Your task is to reproduce the entries below word for word.

(Extracted records)
-- Start --
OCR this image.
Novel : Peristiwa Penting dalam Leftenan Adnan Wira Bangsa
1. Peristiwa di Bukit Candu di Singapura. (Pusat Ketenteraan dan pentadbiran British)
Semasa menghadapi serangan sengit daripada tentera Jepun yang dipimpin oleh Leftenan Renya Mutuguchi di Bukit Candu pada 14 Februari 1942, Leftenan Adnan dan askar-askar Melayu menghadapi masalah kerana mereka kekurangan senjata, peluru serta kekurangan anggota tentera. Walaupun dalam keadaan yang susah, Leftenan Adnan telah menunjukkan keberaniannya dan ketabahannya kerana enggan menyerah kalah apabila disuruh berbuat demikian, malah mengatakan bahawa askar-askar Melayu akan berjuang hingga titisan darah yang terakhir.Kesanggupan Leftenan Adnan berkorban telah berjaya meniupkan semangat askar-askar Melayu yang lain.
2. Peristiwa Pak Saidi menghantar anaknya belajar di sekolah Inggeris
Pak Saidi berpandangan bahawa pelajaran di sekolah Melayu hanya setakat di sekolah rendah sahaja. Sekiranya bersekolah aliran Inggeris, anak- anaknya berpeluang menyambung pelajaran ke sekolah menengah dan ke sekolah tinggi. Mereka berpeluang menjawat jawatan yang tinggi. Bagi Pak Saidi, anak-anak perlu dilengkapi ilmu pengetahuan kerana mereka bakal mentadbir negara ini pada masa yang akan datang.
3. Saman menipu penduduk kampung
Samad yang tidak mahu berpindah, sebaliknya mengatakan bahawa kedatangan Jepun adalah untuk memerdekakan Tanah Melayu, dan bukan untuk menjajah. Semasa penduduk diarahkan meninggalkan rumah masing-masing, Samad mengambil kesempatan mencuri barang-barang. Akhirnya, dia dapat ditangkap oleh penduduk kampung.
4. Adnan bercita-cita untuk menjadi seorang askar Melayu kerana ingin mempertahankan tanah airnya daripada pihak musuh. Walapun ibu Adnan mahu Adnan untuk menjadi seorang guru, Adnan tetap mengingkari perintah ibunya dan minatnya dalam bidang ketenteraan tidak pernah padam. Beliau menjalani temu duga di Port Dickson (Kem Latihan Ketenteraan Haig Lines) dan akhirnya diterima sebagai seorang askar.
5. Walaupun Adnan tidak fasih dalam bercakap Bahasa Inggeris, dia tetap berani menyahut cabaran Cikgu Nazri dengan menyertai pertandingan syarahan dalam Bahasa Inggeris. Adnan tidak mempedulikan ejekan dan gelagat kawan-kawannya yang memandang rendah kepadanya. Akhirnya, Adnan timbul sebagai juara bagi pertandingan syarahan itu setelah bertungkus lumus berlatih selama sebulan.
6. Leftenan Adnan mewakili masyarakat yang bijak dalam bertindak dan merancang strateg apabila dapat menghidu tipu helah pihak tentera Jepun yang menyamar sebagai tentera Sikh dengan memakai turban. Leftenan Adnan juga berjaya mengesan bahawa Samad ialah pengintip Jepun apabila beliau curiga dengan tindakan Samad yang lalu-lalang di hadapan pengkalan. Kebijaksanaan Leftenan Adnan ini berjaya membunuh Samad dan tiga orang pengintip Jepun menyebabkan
-- End --
● **Completed exercise**
OCR this image.
Novel : Peristiwa Penting dalam Leftenan Adnan Wira Bangsa
1. Peristiwa di Bukit Candu di Singapura. (Pusat Ketenteraan dan pentadbiran British)
Semasa menghadapi serangan sengit daripada tentera Jepun yang dipimpin oleh Leftenan Renya Mutuguchi di Bukit Candu pada 14 Februari 1942, Leftenan Adnan dan askar-askar Melayu menghadapi masalah kerana mereka kekurangan senjata, peluru serta kekurangan anggota tentera. Walaupun dalam keadaan yang susah, Leftenan Adnan telah menunjukkan keberaniannya dan ketabahannya kerana enggan menyerah kalah apabila disuruh berbuat demikian, malah mengatakan bahawa askar-askar Melayu akan berjuang hingga titisan darah yang terakhir.Kesanggupan Leftenan Adnan berkorban telah berjaya meniupkan semangat askar-askar Melayu yang lain.
2. Peristiwa Pak Saidi menghantar anaknya belajar di sekolah Inggeris
Pak Saidi berpandangan bahawa pelajaran di sekolah Melayu hanya setakat di sekolah rendah sahaja. Sekiranya bersekolah aliran Inggeris, anak- anaknya berpeluang menyambung pelajaran ke sekolah menengah dan ke sekolah tinggi. Mereka berpeluang menjawat jawatan yang tinggi. Bagi Pak Saidi, anak-anak perlu dilengkapi ilmu pengetahuan kerana mereka bakal mentadbir negara ini pada masa yang akan datang.
3. Saman menipu penduduk kampung
Samad yang tidak mahu berpindah, sebaliknya mengatakan bahawa kedatangan Jepun adalah untuk memerdekakan Tanah Melayu, dan bukan untuk menjajah. Semasa penduduk diarahkan meninggalkan rumah masing-masing, Samad mengambil kesempatan mencuri barang-barang. Akhirnya, dia dapat ditangkap oleh penduduk kampung.
4. Adnan bercita-cita untuk menjadi seorang askar Melayu kerana ingin mempertahankan tanah airnya daripada pihak musuh. Walapun ibu Adnan mahu Adnan untuk menjadi seorang guru, Adnan tetap mengingkari perintah ibunya dan minatnya dalam bidang ketenteraan tidak pernah padam. Beliau menjalani temu duga di Port Dickson (Kem Latihan Ketenteraan Haig Lines) dan akhirnya diterima sebagai seorang askar.
5. Walaupun Adnan tidak fasih dalam bercakap Bahasa Inggeris, dia tetap berani menyahut cabaran Cikgu Nazri dengan menyertai pertandingan syarahan dalam Bahasa Inggeris. Adnan tidak mempedulikan ejekan dan gelagat kawan-kawannya yang memandang rendah kepadanya. Akhirnya, Adnan timbul sebagai juara bagi pertandingan syarahan itu setelah bertungkus lumus berlatih selama sebulan.
6. Leftenan Adnan mewakili masyarakat yang bijak dalam bertindak dan merancang strateg apabila dapat menghidu tipu helah pihak tentera Jepun yang menyamar sebagai tentera Sikh dengan memakai turban. Leftenan Adnan juga berjaya mengesan bahawa Samad ialah pengintip Jepun apabila beliau curiga dengan tindakan Samad yang lalu-lalang di hadapan pengkalan. Kebijaksanaan Leftenan Adnan ini berjaya membunuh Samad dan tiga orang pengintip Jepun menyebabkan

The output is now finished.